Element and region records
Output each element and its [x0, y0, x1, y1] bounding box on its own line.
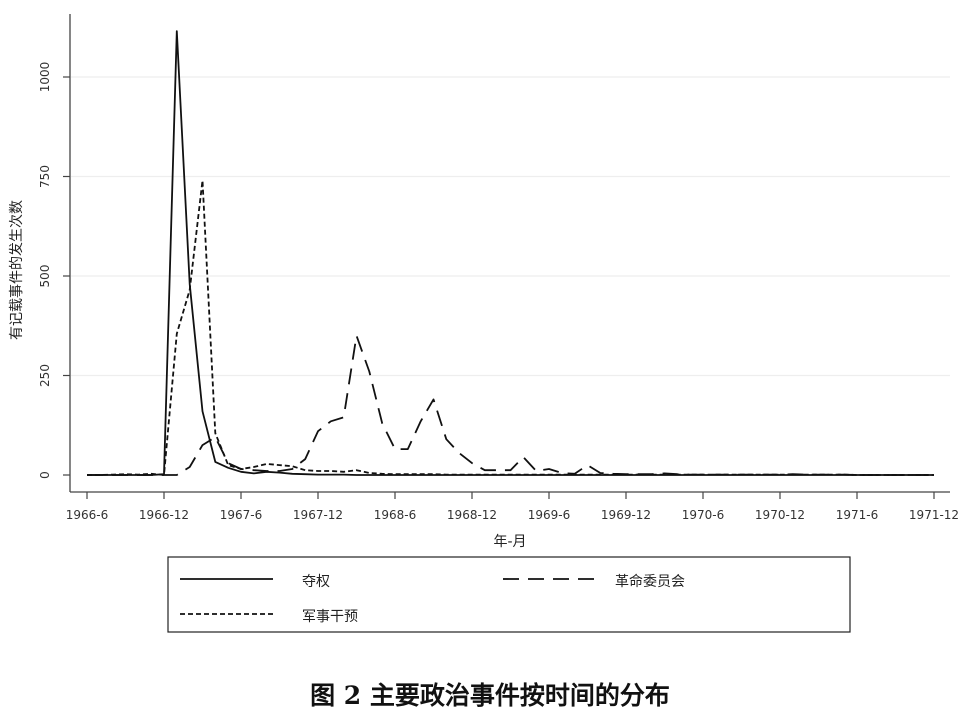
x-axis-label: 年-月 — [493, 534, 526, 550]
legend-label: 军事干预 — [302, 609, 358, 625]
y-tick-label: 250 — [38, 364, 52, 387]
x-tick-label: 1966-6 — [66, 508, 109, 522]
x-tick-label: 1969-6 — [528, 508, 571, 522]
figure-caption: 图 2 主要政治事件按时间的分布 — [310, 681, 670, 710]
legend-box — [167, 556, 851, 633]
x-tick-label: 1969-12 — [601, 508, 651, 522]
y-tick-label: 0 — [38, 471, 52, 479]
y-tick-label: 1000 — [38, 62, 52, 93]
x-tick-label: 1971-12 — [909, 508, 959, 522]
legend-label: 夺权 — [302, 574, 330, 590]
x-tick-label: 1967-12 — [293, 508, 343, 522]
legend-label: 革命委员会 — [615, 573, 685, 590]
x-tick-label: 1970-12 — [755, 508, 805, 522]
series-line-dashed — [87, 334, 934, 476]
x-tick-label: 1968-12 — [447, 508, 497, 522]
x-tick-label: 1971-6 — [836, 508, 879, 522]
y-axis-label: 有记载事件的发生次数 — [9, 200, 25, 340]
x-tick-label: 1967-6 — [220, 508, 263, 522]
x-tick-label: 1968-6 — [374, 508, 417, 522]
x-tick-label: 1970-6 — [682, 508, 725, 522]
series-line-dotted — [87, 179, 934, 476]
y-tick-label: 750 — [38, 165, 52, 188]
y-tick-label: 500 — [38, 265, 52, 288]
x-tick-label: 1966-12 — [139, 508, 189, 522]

---

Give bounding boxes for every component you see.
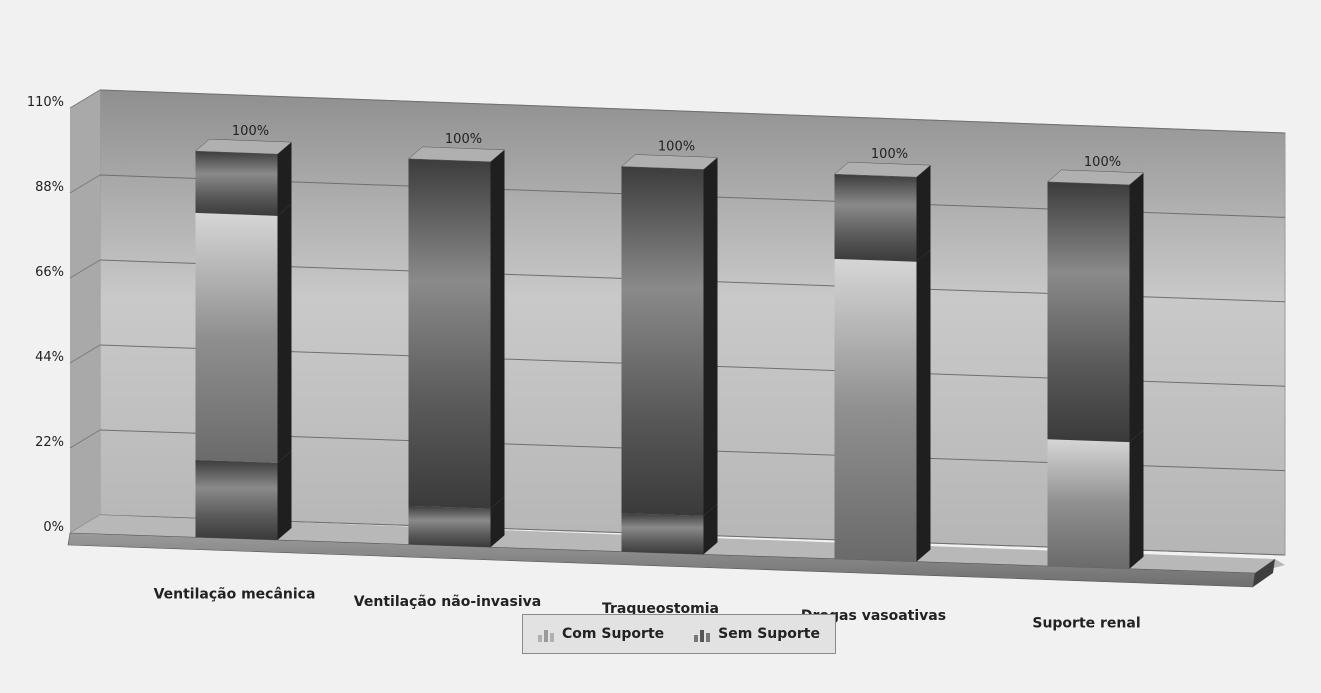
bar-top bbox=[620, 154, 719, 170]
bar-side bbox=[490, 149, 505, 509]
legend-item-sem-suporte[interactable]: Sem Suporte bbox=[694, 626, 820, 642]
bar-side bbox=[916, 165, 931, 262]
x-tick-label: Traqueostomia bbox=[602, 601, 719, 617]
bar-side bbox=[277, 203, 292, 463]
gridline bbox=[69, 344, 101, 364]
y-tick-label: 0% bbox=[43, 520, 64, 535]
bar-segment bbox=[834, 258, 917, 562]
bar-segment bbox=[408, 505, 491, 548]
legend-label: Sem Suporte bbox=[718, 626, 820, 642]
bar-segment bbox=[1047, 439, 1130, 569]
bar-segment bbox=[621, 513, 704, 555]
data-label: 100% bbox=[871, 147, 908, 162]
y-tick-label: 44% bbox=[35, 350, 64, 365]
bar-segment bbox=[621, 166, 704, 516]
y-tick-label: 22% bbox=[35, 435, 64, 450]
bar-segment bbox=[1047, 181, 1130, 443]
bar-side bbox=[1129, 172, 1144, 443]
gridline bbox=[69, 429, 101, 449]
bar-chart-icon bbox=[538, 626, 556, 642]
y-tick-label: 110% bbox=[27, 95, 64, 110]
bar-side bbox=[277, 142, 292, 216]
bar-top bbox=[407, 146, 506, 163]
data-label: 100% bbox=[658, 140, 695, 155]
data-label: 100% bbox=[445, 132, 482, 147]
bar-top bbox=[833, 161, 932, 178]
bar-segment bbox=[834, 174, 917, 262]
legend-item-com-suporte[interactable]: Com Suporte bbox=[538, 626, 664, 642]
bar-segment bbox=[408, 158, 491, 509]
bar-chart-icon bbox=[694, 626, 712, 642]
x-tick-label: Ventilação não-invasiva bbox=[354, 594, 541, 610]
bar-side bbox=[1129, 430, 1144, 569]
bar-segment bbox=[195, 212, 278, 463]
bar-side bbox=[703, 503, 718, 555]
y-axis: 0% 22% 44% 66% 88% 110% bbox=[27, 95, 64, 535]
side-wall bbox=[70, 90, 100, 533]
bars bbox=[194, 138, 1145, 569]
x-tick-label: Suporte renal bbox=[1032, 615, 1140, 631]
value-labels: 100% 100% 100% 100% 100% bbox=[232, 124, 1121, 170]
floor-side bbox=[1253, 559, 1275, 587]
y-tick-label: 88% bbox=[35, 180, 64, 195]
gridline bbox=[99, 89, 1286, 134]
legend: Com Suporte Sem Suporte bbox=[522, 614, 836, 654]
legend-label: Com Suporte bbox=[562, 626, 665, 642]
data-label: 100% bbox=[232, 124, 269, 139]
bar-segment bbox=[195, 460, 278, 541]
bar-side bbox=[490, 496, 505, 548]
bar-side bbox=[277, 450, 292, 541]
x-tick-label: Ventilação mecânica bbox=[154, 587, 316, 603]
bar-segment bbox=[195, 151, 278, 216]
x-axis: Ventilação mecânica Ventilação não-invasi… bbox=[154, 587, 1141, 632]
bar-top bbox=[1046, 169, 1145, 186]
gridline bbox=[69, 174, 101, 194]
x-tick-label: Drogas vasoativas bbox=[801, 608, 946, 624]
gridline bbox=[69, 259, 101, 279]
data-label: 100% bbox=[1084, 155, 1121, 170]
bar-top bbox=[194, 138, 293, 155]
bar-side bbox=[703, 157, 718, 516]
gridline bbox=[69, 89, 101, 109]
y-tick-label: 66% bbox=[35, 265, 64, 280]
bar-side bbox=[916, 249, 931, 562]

§ **STATED TASK**
Render everything from the line containing "bar-top bbox=[620, 154, 719, 170]" down to and including the line containing "y-tick-label: 88% bbox=[35, 180, 64, 195]" as a Markdown table. Use the columns Row and Entry, number each row, and leave out any blank lines.

§ **RESULT BELOW**
| Row | Entry |
|---|---|
| 1 | bar-top bbox=[620, 154, 719, 170] |
| 2 | bar-side bbox=[490, 149, 505, 509] |
| 3 | legend-item-sem-suporte[interactable]: Sem Suporte bbox=[694, 626, 820, 642] |
| 4 | bar-side bbox=[916, 165, 931, 262] |
| 5 | x-tick-label: Traqueostomia bbox=[602, 601, 719, 617] |
| 6 | bar-side bbox=[277, 203, 292, 463] |
| 7 | gridline bbox=[69, 344, 101, 364] |
| 8 | y-tick-label: 0% bbox=[43, 520, 64, 535] |
| 9 | bar-segment bbox=[834, 258, 917, 562] |
| 10 | bar-segment bbox=[408, 505, 491, 548] |
| 11 | legend-label: Sem Suporte bbox=[718, 626, 820, 642] |
| 12 | bar-segment bbox=[1047, 439, 1130, 569] |
| 13 | bar-segment bbox=[621, 513, 704, 555] |
| 14 | data-label: 100% bbox=[871, 147, 908, 162] |
| 15 | y-tick-label: 44% bbox=[35, 350, 64, 365] |
| 16 | bar-segment bbox=[621, 166, 704, 516] |
| 17 | y-tick-label: 22% bbox=[35, 435, 64, 450] |
| 18 | bar-segment bbox=[1047, 181, 1130, 443] |
| 19 | bar-side bbox=[1129, 172, 1144, 443] |
| 20 | gridline bbox=[69, 429, 101, 449] |
| 21 | bar-chart-icon bbox=[538, 626, 556, 642] |
| 22 | y-tick-label: 110% bbox=[27, 95, 64, 110] |
| 23 | bar-side bbox=[277, 142, 292, 216] |
| 24 | bar-top bbox=[407, 146, 506, 163] |
| 25 | data-label: 100% bbox=[658, 140, 695, 155] |
| 26 | data-label: 100% bbox=[445, 132, 482, 147] |
| 27 | bar-top bbox=[833, 161, 932, 178] |
| 28 | bar-segment bbox=[834, 174, 917, 262] |
| 29 | legend-item-com-suporte[interactable]: Com Suporte bbox=[538, 626, 664, 642] |
| 30 | bar-segment bbox=[408, 158, 491, 509] |
| 31 | bar-chart-icon bbox=[694, 626, 712, 642] |
| 32 | x-tick-label: Ventilação não-invasiva bbox=[354, 594, 541, 610] |
| 33 | bar-side bbox=[1129, 430, 1144, 569] |
| 34 | bar-segment bbox=[195, 212, 278, 463] |
| 35 | bar-side bbox=[703, 503, 718, 555] |
| 36 | y-axis: 0% 22% 44% 66% 88% 110% bbox=[27, 95, 64, 535] |
| 37 | side-wall bbox=[70, 90, 100, 533] |
| 38 | bars bbox=[194, 138, 1145, 569] |
| 39 | x-tick-label: Suporte renal bbox=[1032, 615, 1140, 631] |
| 40 | value-labels: 100% 100% 100% 100% 100% bbox=[232, 124, 1121, 170] |
| 41 | floor-side bbox=[1253, 559, 1275, 587] |
| 42 | y-tick-label: 88% bbox=[35, 180, 64, 195] |